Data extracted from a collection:
============
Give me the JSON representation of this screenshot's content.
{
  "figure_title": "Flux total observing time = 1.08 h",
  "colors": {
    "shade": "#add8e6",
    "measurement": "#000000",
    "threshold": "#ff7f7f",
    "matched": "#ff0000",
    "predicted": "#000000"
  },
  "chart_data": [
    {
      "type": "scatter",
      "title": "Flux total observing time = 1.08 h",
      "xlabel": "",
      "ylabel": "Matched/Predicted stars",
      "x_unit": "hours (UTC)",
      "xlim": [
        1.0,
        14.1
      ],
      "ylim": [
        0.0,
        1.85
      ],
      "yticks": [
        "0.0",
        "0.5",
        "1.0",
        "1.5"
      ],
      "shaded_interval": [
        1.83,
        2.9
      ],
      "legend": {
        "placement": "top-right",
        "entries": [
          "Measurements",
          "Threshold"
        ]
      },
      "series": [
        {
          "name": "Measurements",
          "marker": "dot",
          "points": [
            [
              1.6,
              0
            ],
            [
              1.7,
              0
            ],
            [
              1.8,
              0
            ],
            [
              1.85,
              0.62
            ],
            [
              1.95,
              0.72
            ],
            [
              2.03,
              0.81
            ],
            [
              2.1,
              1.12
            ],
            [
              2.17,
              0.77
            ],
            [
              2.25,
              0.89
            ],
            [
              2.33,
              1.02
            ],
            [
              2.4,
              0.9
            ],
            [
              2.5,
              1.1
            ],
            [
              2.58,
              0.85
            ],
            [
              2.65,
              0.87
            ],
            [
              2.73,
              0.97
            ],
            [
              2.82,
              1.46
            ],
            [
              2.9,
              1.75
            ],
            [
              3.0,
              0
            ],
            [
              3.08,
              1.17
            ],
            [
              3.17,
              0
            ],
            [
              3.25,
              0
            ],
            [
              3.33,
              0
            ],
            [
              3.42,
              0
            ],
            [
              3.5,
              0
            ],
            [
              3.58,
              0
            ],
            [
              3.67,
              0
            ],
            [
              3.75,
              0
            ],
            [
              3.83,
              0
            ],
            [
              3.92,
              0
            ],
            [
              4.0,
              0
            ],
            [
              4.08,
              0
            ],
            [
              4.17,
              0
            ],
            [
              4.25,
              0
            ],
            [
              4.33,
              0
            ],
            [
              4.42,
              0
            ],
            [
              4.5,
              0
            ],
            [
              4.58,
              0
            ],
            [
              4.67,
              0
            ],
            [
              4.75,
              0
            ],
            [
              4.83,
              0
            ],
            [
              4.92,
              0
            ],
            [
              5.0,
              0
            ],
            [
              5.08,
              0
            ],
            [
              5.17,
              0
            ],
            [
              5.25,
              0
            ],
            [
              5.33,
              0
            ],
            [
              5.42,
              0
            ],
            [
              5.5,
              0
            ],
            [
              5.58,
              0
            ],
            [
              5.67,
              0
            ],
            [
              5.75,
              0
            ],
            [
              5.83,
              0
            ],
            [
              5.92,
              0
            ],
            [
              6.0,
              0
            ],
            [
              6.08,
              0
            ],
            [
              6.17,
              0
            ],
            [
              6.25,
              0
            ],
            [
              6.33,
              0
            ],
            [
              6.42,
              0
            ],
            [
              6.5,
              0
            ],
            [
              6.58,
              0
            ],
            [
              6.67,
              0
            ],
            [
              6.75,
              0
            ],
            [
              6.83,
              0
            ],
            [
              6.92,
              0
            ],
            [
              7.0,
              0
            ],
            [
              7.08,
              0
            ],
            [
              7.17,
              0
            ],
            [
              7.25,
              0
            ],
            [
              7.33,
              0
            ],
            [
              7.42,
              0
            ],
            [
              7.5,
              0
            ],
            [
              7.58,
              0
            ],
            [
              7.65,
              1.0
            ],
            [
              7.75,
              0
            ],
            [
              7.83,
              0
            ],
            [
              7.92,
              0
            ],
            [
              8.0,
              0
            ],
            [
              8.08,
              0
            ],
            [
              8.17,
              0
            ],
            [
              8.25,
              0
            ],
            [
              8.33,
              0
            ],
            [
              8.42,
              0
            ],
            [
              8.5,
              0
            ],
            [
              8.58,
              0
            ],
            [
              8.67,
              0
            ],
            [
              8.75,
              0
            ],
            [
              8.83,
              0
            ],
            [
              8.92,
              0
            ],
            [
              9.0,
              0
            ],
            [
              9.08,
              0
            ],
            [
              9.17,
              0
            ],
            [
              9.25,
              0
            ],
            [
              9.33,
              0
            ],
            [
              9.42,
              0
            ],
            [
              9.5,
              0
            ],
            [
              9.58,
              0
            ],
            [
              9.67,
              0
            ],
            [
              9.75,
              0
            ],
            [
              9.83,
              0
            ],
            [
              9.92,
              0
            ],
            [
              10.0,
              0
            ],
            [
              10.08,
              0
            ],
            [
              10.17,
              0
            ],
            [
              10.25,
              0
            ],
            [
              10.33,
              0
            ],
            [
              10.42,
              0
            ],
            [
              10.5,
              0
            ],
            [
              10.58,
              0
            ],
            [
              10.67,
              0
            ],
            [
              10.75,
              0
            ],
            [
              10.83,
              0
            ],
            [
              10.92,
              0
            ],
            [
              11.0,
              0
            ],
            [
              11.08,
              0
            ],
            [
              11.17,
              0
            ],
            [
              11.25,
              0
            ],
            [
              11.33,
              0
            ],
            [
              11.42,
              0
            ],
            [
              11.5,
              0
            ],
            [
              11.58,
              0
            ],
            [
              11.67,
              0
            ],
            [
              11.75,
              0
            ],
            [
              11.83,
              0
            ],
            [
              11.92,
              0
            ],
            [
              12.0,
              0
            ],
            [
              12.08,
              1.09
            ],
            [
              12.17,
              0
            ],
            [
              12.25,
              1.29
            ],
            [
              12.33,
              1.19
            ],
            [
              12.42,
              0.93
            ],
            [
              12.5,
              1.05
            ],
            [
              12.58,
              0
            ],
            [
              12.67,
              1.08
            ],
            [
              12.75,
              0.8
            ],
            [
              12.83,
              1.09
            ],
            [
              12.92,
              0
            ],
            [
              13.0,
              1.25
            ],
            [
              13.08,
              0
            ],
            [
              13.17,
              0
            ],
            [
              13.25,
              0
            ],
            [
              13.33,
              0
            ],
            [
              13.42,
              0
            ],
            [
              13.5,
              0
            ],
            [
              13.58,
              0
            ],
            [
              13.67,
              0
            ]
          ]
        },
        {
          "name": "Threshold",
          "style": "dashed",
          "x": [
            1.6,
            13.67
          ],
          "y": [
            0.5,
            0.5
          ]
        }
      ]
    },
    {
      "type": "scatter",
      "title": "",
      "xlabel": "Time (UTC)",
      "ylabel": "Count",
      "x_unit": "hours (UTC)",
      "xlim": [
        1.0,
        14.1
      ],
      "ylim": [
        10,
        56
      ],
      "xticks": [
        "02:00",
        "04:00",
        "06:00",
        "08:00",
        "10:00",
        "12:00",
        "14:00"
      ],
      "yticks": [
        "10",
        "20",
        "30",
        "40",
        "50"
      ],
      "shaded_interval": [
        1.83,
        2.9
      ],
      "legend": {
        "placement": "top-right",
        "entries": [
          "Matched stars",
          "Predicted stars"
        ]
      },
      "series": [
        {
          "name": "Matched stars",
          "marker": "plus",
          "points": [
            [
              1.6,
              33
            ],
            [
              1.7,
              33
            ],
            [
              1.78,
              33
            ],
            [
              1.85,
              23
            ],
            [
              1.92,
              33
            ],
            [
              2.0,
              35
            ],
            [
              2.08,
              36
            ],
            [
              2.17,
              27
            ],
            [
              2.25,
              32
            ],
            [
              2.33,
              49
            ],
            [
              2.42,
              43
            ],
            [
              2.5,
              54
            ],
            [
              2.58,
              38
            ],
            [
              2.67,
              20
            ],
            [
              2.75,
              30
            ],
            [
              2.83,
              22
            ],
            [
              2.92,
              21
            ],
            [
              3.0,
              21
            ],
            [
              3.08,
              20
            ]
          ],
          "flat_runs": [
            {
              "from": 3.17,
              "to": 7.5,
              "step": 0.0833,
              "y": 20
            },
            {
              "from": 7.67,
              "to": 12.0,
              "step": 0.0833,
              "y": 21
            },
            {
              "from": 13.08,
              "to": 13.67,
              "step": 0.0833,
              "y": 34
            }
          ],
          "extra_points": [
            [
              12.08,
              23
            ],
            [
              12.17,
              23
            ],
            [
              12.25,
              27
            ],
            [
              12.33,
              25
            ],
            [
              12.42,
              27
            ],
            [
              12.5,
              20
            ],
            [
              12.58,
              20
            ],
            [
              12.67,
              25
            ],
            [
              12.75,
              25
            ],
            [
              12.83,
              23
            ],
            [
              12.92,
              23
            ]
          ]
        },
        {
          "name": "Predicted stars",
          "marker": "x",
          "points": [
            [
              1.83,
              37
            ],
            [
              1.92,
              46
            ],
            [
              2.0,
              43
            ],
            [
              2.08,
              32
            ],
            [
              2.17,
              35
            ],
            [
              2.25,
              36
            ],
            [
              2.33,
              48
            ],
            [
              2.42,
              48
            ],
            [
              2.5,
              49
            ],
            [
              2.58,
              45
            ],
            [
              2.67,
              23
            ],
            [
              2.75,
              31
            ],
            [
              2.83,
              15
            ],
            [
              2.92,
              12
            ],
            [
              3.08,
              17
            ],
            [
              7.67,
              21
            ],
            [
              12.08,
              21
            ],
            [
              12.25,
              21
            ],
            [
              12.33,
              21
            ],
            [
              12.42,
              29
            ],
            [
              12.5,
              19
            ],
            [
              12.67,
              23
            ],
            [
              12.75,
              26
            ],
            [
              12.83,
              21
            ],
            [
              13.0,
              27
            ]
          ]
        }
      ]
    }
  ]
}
============
Task to complete: Show, from the listing above, each line that contains the word "total".

Solution to this task:
  "figure_title": "Flux total observing time = 1.08 h",
      "title": "Flux total observing time = 1.08 h",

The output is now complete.